| Work required |
Go through the lines below and copy each one that holds the string "详细活动任务内容将在后续公告中说明".

| Provided records |
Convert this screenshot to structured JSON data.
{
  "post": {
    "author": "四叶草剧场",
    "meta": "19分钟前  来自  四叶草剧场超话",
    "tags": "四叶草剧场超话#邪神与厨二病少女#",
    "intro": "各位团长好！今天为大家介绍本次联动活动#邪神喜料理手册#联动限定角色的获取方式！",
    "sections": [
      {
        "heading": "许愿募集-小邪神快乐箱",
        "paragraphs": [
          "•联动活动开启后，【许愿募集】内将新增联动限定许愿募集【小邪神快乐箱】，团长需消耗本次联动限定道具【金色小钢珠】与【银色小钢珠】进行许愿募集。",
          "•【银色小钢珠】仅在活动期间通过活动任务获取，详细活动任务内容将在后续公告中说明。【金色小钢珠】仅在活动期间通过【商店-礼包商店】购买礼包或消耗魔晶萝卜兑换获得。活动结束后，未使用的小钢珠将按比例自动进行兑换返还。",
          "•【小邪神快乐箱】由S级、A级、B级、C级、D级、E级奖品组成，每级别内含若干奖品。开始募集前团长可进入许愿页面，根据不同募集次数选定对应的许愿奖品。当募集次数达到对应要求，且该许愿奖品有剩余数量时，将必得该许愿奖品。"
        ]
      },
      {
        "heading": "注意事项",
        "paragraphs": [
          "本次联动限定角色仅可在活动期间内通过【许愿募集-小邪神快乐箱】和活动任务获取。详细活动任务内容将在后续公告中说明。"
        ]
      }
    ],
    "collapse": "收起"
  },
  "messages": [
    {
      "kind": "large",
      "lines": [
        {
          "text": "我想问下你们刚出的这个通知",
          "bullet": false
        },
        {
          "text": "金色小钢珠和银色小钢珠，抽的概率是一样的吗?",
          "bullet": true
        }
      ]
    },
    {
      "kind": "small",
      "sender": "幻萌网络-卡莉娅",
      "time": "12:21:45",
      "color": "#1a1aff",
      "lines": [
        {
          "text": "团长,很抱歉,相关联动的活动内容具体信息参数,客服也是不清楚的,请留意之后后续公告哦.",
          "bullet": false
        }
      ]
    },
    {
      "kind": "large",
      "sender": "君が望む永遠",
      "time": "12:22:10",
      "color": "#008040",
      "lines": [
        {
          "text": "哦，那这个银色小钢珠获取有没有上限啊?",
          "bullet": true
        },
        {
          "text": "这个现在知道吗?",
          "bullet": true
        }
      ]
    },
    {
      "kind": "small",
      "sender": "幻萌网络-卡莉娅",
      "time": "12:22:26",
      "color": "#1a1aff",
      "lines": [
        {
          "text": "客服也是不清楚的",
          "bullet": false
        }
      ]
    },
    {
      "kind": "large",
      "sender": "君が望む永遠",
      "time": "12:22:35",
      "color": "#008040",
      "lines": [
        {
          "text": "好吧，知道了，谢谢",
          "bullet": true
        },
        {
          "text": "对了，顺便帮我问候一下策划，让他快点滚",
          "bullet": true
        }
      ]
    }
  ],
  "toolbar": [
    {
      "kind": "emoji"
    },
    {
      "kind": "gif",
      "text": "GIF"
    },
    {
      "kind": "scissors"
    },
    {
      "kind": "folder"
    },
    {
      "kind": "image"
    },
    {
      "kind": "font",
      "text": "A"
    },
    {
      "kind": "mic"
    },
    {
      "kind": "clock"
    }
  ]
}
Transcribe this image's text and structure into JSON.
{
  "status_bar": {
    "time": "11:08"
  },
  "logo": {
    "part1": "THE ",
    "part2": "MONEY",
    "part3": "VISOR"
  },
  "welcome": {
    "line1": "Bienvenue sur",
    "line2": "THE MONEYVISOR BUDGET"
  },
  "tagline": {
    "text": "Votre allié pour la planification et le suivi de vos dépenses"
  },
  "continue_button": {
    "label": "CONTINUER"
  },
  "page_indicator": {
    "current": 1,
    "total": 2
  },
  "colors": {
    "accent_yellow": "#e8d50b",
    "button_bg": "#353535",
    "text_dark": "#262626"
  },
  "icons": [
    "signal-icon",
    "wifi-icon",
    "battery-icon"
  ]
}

| Solution for this exercise |
          "•【银色小钢珠】仅在活动期间通过活动任务获取，详细活动任务内容将在后续公告中说明。【金色小钢珠】仅在活动期间通过【商店-礼包商店】购买礼包或消耗魔晶萝卜兑换获得。活动结束后，未使用的小钢珠将按比例自动进行兑换返还。",
          "本次联动限定角色仅可在活动期间内通过【许愿募集-小邪神快乐箱】和活动任务获取。详细活动任务内容将在后续公告中说明。"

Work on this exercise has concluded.